** Start ENTRIES PROVIDED **

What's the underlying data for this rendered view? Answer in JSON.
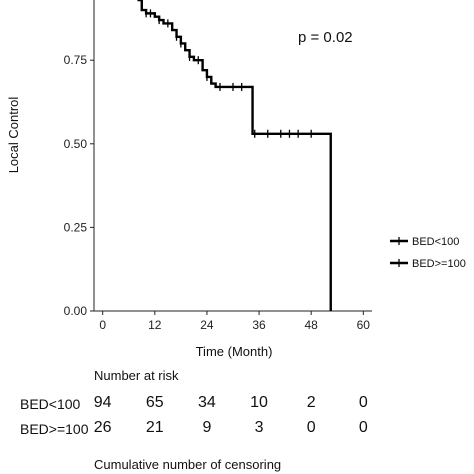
{
  "chart_data": {
    "type": "line",
    "title": "",
    "xlabel": "Time (Month)",
    "ylabel": "Local Control",
    "xlim": [
      -2,
      62
    ],
    "ylim": [
      0,
      0.93
    ],
    "xticks": [
      0,
      12,
      24,
      36,
      48,
      60
    ],
    "yticks": [
      0.0,
      0.25,
      0.5,
      0.75
    ],
    "ytick_labels": [
      "0.00",
      "0.25",
      "0.50",
      "0.75"
    ],
    "annotation": "p = 0.02",
    "legend_position": "right",
    "series": [
      {
        "name": "BED<100",
        "color": "#000000",
        "steps": [
          [
            8,
            0.93
          ],
          [
            9,
            0.9
          ],
          [
            10,
            0.89
          ],
          [
            12,
            0.88
          ],
          [
            13,
            0.87
          ],
          [
            14,
            0.86
          ],
          [
            16,
            0.84
          ],
          [
            17,
            0.82
          ],
          [
            18,
            0.8
          ],
          [
            19,
            0.78
          ],
          [
            20,
            0.76
          ],
          [
            21,
            0.75
          ],
          [
            23,
            0.72
          ],
          [
            24,
            0.7
          ],
          [
            25,
            0.68
          ],
          [
            26,
            0.67
          ],
          [
            34,
            0.67
          ],
          [
            34.5,
            0.53
          ],
          [
            52,
            0.53
          ],
          [
            52.5,
            0.0
          ]
        ],
        "censors": [
          10,
          11,
          13,
          15,
          17,
          18,
          20,
          22,
          24,
          27,
          30,
          32,
          35,
          38,
          41,
          43,
          45,
          48
        ]
      },
      {
        "name": "BED>=100",
        "color": "#000000",
        "steps": [],
        "censors": []
      }
    ]
  },
  "risk_table": {
    "title": "Number at risk",
    "times": [
      0,
      12,
      24,
      36,
      48,
      60
    ],
    "rows": [
      {
        "label": "BED<100",
        "values": [
          "94",
          "65",
          "34",
          "10",
          "2",
          "0"
        ]
      },
      {
        "label": "BED>=100",
        "values": [
          "26",
          "21",
          "9",
          "3",
          "0",
          "0"
        ]
      }
    ]
  },
  "censoring_title": "Cumulative number of censoring"
}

** End ENTRIES PROVIDED **

Without including any pictures, print all of the material exactly as given.

What's the underlying data for this rendered view? Answer in JSON.
{
  "chart_data": {
    "type": "line",
    "title": "",
    "xlabel": "Time (Month)",
    "ylabel": "Local Control",
    "xlim": [
      -2,
      62
    ],
    "ylim": [
      0,
      0.93
    ],
    "xticks": [
      0,
      12,
      24,
      36,
      48,
      60
    ],
    "yticks": [
      0.0,
      0.25,
      0.5,
      0.75
    ],
    "ytick_labels": [
      "0.00",
      "0.25",
      "0.50",
      "0.75"
    ],
    "annotation": "p = 0.02",
    "legend_position": "right",
    "series": [
      {
        "name": "BED<100",
        "color": "#000000",
        "steps": [
          [
            8,
            0.93
          ],
          [
            9,
            0.9
          ],
          [
            10,
            0.89
          ],
          [
            12,
            0.88
          ],
          [
            13,
            0.87
          ],
          [
            14,
            0.86
          ],
          [
            16,
            0.84
          ],
          [
            17,
            0.82
          ],
          [
            18,
            0.8
          ],
          [
            19,
            0.78
          ],
          [
            20,
            0.76
          ],
          [
            21,
            0.75
          ],
          [
            23,
            0.72
          ],
          [
            24,
            0.7
          ],
          [
            25,
            0.68
          ],
          [
            26,
            0.67
          ],
          [
            34,
            0.67
          ],
          [
            34.5,
            0.53
          ],
          [
            52,
            0.53
          ],
          [
            52.5,
            0.0
          ]
        ],
        "censors": [
          10,
          11,
          13,
          15,
          17,
          18,
          20,
          22,
          24,
          27,
          30,
          32,
          35,
          38,
          41,
          43,
          45,
          48
        ]
      },
      {
        "name": "BED>=100",
        "color": "#000000",
        "steps": [],
        "censors": []
      }
    ]
  },
  "risk_table": {
    "title": "Number at risk",
    "times": [
      0,
      12,
      24,
      36,
      48,
      60
    ],
    "rows": [
      {
        "label": "BED<100",
        "values": [
          "94",
          "65",
          "34",
          "10",
          "2",
          "0"
        ]
      },
      {
        "label": "BED>=100",
        "values": [
          "26",
          "21",
          "9",
          "3",
          "0",
          "0"
        ]
      }
    ]
  },
  "censoring_title": "Cumulative number of censoring"
}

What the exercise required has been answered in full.